Return the items below word for word, from the line containing "Point [208,692,231,706]" to the line containing "Text: West Indians: West", including both of those lines.
───
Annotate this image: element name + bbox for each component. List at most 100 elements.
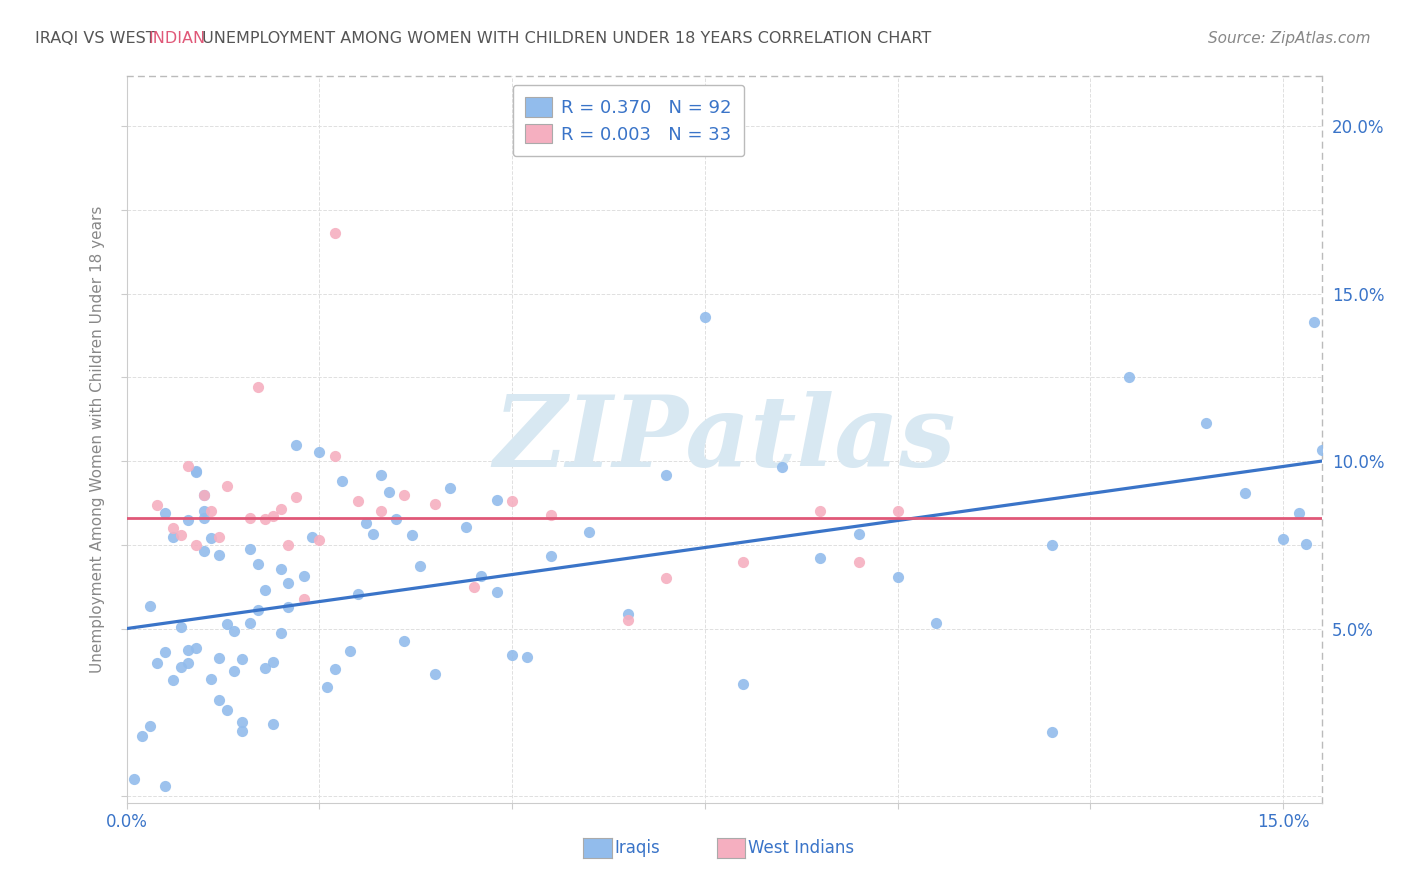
Point [208,692,231,706]
Point [254,583,277,598]
Point [138,599,160,614]
Point [184,538,207,552]
Text: Source: ZipAtlas.com: Source: ZipAtlas.com [1208,31,1371,46]
Point [184,466,207,480]
Text: West Indians: West Indians [748,839,853,857]
Point [1295,537,1317,551]
Point [377,484,399,499]
Point [408,559,430,574]
Point [323,227,346,241]
Point [153,506,176,520]
Point [485,492,508,507]
Point [200,504,222,518]
Point [354,516,377,531]
Point [616,607,638,621]
Point [392,634,415,648]
Point [385,512,408,526]
Point [193,504,215,518]
Point [285,437,308,451]
Point [423,497,446,511]
Point [1310,443,1333,458]
Point [277,599,299,614]
Point [184,464,207,478]
Point [169,659,191,673]
Point [153,779,176,793]
Point [1195,416,1218,430]
Point [1272,533,1295,547]
Point [270,626,292,640]
Point [454,520,477,534]
Point [193,487,215,501]
Point [339,644,361,658]
Point [177,642,200,657]
Point [162,530,184,544]
Point [316,680,339,694]
Point [162,673,184,688]
Point [1040,538,1063,552]
Point [169,528,191,542]
Point [169,620,191,634]
Point [810,504,832,518]
Point [193,511,215,525]
Point [131,729,153,743]
Point [246,603,269,617]
Point [501,648,523,662]
Point [925,615,948,630]
Point [184,640,207,655]
Point [231,652,253,666]
Point [810,551,832,566]
Point [470,569,492,583]
Point [578,525,600,540]
Point [246,380,269,394]
Point [215,616,238,631]
Point [285,490,308,504]
Text: ZIPatlas: ZIPatlas [494,391,955,488]
Y-axis label: Unemployment Among Women with Children Under 18 years: Unemployment Among Women with Children U… [90,206,105,673]
Point [370,504,392,518]
Point [146,498,169,512]
Point [693,310,716,324]
Point [200,673,222,687]
Point [239,542,262,557]
Point [270,502,292,516]
Point [323,662,346,676]
Legend: R = 0.370   N = 92, R = 0.003   N = 33: R = 0.370 N = 92, R = 0.003 N = 33 [513,85,744,156]
Point [439,481,461,495]
Text: IRAQI VS WEST: IRAQI VS WEST [35,31,160,46]
Point [347,587,370,601]
Point [239,511,262,525]
Point [138,719,160,733]
Point [224,664,246,678]
Point [262,655,284,669]
Point [848,527,870,541]
Point [231,715,253,730]
Point [208,548,231,562]
Point [215,479,238,493]
Point [655,571,678,585]
Point [655,468,678,483]
Point [231,724,253,739]
Point [308,533,330,547]
Point [277,576,299,591]
Point [254,512,277,526]
Point [308,444,330,458]
Point [1040,725,1063,739]
Point [347,494,370,508]
Point [162,521,184,535]
Point [153,645,176,659]
Point [848,555,870,569]
Point [146,656,169,670]
Point [540,508,562,522]
Point [292,569,315,583]
Point [401,528,423,542]
Point [370,468,392,483]
Point [361,527,384,541]
Point [540,549,562,563]
Point [1233,486,1256,500]
Point [1303,315,1326,329]
Point [215,703,238,717]
Point [770,460,793,475]
Point [616,613,638,627]
Point [301,530,323,544]
Point [733,677,755,691]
───
● **Complete output**:
Point [208,692,231,706]
Point [254,583,277,598]
Point [138,599,160,614]
Point [184,538,207,552]
Text: Source: ZipAtlas.com: Source: ZipAtlas.com [1208,31,1371,46]
Point [184,466,207,480]
Text: West Indians: West Indians [748,839,853,857]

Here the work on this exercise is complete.